Collect from the data below each line with "screenshot".

## Provided data:
——
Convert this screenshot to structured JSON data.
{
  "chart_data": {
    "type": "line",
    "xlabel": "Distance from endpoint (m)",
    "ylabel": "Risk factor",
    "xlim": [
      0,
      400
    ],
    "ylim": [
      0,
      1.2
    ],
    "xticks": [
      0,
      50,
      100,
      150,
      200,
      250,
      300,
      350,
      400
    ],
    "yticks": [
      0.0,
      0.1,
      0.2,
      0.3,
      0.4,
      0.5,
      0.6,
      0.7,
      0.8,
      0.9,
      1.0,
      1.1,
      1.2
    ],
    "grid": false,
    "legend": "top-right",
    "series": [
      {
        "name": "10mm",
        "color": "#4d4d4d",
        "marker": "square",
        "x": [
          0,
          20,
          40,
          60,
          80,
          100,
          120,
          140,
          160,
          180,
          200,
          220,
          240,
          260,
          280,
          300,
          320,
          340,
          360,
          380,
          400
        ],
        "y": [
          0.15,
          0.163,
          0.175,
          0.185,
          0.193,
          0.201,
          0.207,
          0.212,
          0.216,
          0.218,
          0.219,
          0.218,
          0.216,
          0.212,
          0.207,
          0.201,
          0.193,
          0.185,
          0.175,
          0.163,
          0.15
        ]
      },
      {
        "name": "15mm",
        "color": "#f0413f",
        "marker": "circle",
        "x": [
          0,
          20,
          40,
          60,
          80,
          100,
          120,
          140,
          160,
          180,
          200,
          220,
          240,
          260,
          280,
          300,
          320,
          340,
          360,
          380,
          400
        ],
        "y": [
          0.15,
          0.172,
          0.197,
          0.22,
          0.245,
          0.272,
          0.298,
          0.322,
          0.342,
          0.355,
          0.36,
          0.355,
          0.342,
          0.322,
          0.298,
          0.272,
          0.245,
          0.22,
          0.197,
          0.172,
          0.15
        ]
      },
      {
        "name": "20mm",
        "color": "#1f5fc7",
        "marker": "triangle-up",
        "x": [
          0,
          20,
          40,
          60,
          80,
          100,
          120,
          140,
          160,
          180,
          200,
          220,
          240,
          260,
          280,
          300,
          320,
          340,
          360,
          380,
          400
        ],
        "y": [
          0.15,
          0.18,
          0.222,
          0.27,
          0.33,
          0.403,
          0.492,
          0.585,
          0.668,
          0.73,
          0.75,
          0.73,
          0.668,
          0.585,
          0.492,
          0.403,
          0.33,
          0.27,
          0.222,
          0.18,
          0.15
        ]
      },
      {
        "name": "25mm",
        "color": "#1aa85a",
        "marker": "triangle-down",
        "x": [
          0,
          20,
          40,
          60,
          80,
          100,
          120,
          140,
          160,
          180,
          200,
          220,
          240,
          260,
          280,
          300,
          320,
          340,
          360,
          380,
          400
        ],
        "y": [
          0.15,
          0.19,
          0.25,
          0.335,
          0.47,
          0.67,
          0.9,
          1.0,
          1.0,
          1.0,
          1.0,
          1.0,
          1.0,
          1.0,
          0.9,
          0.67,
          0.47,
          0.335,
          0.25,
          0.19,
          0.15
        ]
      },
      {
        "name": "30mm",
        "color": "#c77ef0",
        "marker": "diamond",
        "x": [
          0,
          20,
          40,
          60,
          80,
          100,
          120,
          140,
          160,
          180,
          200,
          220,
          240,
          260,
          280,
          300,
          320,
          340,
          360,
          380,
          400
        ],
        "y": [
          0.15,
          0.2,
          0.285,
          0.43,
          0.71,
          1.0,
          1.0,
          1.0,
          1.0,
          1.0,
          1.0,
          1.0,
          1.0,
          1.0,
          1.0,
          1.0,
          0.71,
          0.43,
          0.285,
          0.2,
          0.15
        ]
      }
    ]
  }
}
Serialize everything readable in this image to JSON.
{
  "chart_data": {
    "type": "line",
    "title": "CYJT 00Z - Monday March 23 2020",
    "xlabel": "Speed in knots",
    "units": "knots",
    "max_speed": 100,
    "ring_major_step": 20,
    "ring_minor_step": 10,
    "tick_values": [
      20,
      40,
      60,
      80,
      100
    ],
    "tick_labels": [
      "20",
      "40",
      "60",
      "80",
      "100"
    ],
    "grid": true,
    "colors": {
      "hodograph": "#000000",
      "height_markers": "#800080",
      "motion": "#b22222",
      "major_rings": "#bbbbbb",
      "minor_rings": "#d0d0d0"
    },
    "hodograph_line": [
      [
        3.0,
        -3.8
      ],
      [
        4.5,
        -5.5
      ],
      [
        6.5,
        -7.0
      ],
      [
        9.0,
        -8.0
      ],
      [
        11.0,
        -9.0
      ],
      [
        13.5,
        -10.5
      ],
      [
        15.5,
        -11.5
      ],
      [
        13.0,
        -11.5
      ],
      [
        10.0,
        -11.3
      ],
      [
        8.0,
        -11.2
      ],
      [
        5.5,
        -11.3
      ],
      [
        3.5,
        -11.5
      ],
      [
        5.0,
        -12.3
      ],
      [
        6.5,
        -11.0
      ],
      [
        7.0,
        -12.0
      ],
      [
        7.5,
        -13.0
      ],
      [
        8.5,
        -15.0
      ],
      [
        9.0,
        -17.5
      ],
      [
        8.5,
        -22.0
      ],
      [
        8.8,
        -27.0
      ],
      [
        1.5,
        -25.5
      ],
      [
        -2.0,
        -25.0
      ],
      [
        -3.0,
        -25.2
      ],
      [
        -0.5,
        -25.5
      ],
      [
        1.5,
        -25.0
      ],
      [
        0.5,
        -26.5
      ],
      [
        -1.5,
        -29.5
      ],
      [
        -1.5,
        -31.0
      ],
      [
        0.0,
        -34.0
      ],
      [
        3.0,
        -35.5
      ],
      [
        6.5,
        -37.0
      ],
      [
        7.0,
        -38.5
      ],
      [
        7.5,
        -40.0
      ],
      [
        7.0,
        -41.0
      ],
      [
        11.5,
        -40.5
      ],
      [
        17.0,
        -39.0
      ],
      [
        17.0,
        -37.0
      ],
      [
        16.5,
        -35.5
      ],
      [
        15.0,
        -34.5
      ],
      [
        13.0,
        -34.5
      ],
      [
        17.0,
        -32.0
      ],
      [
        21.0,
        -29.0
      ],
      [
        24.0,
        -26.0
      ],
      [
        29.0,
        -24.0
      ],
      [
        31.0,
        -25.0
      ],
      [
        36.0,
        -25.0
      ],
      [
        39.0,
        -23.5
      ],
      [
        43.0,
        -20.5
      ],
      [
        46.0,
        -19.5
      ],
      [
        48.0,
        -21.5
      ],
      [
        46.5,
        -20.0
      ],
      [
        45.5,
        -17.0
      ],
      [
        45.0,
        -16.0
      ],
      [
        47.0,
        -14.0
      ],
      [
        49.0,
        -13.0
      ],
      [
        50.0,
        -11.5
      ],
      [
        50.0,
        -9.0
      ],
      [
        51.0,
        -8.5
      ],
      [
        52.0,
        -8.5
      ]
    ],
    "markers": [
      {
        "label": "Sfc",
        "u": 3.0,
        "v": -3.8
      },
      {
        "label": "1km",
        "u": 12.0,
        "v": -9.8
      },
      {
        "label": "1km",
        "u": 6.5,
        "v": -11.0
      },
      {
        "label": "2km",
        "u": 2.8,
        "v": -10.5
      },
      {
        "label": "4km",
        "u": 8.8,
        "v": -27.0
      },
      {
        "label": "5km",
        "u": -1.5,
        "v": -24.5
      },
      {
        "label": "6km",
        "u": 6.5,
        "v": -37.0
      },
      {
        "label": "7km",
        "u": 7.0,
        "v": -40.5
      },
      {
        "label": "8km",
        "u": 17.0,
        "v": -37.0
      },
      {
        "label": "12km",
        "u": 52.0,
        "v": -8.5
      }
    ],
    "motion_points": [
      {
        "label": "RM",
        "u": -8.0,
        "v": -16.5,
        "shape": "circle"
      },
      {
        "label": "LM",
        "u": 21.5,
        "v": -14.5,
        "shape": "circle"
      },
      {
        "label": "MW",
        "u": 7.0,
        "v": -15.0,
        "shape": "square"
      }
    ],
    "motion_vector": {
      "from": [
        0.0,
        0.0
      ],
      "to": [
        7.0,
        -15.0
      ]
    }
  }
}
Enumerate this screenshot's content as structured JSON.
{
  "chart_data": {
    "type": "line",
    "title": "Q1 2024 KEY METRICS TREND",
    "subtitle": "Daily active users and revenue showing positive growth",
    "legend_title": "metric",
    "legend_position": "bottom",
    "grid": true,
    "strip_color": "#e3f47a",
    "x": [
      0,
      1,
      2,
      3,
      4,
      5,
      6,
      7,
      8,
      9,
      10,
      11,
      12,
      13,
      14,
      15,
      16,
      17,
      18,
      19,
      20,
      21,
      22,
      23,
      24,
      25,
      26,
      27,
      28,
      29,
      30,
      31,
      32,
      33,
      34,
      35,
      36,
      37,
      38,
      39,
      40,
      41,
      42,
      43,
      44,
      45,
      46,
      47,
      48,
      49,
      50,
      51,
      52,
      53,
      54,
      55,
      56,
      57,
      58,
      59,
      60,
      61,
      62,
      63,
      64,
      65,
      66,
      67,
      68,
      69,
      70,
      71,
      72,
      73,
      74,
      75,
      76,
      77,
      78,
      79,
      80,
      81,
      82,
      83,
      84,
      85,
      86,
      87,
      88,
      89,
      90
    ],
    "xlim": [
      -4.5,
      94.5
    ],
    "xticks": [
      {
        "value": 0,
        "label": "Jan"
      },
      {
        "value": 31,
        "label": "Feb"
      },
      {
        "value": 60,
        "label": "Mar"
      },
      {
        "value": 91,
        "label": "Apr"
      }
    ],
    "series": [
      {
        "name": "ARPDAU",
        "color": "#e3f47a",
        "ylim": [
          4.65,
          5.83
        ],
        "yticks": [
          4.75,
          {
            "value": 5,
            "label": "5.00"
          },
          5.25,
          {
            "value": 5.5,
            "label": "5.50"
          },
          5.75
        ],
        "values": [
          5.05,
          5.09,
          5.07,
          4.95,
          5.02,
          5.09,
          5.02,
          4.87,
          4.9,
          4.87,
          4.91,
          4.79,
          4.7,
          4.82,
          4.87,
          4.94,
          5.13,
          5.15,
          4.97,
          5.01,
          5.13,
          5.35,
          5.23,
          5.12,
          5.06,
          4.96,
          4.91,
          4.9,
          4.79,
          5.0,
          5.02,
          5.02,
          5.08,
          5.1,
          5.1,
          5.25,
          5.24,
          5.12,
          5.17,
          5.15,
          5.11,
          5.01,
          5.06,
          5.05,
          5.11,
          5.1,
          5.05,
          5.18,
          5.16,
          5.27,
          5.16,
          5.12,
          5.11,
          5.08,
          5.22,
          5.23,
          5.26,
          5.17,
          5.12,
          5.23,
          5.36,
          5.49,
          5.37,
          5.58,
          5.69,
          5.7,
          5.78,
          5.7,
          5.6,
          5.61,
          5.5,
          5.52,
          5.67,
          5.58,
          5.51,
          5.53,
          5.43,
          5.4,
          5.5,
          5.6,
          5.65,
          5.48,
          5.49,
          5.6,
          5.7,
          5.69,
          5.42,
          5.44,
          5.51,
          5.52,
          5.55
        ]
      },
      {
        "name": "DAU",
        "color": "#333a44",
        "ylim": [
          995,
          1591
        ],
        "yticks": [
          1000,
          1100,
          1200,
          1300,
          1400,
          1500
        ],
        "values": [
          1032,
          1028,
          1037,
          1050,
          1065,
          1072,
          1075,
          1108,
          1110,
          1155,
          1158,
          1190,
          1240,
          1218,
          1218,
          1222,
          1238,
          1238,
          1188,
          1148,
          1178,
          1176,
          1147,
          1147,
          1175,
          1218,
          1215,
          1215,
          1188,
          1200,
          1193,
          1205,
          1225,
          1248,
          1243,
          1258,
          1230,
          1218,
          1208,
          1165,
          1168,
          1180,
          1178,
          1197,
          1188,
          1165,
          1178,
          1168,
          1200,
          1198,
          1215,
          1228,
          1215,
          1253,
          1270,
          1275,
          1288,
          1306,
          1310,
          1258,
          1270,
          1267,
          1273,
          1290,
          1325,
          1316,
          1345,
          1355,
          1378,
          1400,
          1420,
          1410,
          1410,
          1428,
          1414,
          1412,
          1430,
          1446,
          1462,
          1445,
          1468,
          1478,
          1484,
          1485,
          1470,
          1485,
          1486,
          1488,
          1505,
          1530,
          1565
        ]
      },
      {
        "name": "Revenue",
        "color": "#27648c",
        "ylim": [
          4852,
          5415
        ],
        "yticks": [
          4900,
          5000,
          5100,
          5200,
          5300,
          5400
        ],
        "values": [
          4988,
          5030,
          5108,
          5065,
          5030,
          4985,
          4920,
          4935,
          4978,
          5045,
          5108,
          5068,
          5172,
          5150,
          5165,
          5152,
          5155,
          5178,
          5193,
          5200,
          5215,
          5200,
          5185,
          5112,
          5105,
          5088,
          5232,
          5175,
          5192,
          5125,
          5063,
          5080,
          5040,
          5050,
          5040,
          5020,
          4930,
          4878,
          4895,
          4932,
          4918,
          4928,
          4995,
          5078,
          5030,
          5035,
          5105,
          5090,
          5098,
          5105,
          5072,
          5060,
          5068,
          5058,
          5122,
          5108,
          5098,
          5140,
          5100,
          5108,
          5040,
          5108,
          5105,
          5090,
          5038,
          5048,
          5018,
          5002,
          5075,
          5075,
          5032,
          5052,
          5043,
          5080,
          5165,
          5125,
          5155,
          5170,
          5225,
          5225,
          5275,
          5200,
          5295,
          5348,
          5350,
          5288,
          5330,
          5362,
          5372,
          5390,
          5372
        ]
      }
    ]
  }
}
——
## Answer below:
Convert this screenshot to structured JSON data.
Enumerate this screenshot's content as structured JSON.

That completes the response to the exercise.